What you need to do -
In the data below, find each line containing the string "title" and return it.

Figure dataset records:

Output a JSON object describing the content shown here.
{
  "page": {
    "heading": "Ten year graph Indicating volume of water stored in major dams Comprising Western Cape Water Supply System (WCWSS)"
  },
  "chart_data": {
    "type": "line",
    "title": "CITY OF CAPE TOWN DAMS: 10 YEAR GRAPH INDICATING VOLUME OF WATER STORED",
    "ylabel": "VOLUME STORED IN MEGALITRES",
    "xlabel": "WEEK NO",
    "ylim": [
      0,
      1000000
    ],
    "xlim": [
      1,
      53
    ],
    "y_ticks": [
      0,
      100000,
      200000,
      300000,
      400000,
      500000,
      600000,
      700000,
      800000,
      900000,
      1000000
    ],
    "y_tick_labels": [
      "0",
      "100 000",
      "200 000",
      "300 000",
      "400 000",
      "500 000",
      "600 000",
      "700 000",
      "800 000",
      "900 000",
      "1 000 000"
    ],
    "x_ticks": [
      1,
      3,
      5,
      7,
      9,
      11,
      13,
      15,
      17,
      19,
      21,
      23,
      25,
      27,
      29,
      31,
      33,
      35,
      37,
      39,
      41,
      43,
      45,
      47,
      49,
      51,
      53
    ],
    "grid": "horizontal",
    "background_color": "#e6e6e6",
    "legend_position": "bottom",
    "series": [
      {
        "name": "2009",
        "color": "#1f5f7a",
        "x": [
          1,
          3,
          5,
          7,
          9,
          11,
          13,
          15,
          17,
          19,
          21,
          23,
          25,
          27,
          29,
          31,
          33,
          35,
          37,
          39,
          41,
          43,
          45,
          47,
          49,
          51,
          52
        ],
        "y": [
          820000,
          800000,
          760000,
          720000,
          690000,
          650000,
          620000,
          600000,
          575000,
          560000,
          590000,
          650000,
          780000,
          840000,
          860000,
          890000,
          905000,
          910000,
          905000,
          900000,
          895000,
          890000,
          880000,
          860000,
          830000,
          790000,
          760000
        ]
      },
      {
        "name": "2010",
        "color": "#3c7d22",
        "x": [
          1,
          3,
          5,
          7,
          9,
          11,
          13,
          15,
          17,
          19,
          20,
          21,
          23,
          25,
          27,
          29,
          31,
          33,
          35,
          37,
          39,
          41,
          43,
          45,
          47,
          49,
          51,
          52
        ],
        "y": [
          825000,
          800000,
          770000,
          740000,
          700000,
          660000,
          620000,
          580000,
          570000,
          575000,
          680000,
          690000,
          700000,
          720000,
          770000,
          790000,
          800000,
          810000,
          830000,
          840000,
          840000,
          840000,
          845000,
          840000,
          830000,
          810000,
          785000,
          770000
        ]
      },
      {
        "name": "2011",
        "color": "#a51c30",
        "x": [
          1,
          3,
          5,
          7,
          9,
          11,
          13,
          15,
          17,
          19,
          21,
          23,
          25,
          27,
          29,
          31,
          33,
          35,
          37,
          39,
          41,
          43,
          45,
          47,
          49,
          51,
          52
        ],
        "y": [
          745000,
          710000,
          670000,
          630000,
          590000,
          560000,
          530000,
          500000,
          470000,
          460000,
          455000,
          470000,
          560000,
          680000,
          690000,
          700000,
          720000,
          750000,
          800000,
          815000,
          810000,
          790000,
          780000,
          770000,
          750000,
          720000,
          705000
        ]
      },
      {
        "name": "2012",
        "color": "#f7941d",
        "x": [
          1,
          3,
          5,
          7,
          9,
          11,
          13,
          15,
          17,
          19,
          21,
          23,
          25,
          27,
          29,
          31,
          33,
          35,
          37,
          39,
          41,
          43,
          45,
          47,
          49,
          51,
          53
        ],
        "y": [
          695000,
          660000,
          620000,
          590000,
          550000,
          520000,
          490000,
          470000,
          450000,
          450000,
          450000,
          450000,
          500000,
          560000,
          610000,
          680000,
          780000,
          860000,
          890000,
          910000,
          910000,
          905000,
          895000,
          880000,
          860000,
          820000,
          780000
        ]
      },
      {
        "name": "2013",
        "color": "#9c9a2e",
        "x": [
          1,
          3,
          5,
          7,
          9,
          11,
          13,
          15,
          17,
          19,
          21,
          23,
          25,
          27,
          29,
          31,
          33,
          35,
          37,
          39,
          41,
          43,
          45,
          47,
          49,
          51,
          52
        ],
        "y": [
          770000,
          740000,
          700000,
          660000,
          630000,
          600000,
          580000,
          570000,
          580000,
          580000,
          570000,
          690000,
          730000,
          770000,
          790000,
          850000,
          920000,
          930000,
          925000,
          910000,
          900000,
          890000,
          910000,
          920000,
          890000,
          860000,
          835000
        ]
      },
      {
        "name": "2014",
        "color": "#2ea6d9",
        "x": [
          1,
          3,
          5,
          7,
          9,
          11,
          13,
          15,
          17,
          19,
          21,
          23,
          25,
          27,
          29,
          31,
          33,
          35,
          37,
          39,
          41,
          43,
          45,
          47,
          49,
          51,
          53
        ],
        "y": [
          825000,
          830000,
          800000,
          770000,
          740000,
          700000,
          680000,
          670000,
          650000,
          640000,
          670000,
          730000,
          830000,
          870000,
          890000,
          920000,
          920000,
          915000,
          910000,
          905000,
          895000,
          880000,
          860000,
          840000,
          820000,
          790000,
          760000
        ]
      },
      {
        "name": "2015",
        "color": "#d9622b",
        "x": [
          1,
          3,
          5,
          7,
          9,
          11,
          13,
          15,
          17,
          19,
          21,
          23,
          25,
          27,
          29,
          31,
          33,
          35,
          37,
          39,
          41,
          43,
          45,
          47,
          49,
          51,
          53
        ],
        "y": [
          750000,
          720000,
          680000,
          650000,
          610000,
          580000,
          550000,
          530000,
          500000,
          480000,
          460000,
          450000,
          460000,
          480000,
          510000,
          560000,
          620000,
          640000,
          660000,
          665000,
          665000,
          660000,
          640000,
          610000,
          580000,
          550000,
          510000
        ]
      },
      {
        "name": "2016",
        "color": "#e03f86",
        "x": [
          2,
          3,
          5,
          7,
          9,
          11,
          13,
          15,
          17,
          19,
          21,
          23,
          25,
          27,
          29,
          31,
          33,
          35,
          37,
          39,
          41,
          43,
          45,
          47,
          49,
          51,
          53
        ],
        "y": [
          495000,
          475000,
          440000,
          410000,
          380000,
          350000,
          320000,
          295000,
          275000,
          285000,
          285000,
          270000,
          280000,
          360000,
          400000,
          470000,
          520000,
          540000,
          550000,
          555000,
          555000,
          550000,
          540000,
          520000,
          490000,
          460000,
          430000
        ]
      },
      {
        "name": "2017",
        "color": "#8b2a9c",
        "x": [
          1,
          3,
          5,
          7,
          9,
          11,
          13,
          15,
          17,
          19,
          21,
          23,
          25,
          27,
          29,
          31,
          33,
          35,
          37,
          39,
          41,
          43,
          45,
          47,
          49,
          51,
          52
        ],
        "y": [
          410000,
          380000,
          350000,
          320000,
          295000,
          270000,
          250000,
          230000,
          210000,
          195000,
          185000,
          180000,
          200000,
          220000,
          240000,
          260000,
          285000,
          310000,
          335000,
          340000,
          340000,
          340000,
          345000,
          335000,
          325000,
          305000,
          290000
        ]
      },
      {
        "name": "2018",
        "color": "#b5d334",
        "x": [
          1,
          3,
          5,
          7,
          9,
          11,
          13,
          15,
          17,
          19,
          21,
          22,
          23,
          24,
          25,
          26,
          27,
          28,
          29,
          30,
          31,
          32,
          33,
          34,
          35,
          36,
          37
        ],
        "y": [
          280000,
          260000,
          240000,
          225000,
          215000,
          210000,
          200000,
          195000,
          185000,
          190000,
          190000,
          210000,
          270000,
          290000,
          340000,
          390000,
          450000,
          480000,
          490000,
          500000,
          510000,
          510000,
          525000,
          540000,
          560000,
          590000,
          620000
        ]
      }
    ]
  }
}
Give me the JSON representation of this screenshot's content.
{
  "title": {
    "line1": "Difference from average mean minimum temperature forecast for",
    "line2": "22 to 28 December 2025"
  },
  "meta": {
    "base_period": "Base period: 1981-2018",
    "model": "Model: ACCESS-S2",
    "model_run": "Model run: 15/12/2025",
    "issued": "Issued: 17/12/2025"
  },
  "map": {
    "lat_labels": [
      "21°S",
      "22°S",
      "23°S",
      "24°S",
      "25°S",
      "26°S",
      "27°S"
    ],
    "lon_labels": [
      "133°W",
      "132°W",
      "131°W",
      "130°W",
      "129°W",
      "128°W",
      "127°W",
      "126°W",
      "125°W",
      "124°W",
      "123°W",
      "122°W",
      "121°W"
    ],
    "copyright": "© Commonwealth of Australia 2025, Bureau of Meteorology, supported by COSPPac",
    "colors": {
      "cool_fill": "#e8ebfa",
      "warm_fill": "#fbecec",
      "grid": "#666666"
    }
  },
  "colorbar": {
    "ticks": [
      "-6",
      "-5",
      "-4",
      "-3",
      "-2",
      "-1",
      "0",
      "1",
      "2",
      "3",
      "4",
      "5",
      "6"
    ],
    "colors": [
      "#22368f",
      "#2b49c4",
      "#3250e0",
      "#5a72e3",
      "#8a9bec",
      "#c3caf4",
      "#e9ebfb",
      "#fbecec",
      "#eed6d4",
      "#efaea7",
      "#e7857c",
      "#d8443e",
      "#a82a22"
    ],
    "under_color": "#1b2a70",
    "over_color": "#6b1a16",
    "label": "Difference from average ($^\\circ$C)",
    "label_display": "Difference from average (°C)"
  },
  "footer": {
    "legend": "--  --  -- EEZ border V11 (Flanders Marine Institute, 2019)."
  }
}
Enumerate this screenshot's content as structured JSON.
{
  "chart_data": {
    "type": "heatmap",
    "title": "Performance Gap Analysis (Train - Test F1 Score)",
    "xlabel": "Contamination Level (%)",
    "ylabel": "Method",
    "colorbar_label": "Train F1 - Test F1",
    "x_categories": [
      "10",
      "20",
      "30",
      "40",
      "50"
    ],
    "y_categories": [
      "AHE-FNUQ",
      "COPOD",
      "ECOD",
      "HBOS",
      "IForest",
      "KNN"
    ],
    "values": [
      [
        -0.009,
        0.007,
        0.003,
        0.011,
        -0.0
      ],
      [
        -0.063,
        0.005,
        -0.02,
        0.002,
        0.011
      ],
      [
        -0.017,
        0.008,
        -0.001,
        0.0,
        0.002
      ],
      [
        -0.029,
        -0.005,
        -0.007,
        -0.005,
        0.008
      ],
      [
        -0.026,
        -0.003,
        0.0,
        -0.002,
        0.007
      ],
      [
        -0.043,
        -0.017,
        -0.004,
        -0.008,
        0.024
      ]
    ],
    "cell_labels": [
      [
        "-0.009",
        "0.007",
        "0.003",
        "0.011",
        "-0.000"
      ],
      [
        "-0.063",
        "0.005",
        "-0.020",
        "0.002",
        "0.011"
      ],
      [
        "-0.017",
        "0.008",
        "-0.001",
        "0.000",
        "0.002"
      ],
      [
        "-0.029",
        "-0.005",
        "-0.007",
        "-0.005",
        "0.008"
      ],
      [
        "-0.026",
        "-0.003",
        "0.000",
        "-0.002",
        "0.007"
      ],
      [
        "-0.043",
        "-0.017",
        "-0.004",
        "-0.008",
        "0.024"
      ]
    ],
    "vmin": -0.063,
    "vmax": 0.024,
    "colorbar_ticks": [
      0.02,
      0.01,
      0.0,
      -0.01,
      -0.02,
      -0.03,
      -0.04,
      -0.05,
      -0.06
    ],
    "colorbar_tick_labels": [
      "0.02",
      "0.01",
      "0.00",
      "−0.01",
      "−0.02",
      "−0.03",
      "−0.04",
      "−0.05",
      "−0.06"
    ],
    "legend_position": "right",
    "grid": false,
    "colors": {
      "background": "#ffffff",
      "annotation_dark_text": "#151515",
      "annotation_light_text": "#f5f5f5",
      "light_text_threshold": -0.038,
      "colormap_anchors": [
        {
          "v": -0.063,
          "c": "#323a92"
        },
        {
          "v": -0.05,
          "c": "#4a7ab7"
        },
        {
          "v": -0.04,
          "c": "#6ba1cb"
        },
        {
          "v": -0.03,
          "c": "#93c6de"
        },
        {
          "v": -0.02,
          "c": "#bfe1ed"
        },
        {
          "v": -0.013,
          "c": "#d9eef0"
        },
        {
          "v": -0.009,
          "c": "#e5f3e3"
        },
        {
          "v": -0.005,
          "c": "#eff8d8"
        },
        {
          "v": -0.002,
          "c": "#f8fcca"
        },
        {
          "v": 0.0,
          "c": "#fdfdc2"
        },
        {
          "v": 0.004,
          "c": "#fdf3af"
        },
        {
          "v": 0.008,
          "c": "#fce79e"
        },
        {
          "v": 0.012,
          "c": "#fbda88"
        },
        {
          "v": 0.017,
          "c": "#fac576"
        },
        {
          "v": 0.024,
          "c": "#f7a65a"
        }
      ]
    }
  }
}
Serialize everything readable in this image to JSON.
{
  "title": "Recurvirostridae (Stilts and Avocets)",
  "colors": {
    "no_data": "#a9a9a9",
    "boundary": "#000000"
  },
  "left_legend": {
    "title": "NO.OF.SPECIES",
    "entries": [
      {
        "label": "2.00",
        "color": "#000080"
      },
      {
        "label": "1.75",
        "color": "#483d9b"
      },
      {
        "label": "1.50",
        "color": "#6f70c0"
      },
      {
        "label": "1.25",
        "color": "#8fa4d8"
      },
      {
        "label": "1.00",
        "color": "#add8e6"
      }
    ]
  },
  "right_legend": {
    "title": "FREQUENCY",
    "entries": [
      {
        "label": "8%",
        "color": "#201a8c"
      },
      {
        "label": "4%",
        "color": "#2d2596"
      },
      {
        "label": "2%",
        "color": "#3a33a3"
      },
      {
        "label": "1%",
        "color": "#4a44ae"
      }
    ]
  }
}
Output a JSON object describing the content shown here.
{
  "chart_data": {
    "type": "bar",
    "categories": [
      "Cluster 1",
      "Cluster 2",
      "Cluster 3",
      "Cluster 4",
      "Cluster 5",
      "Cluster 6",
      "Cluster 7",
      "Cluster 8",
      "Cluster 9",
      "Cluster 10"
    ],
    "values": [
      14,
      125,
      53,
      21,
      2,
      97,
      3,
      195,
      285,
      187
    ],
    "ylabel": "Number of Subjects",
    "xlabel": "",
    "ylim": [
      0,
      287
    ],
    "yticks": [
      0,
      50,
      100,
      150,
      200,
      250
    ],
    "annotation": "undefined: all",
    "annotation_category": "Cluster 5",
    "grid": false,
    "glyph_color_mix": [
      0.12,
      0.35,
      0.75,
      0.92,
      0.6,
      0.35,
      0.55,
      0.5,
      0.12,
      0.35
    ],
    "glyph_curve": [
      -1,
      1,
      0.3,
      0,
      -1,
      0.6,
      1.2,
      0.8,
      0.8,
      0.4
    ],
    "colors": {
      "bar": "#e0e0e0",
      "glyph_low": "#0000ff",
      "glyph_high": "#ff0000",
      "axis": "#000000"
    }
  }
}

Task result -
    "title": "CITY OF CAPE TOWN DAMS: 10 YEAR GRAPH INDICATING VOLUME OF WATER STORED",
  "title": {
    "title": "Performance Gap Analysis (Train - Test F1 Score)",
  "title": "Recurvirostridae (Stilts and Avocets)",
    "title": "NO.OF.SPECIES",
    "title": "FREQUENCY",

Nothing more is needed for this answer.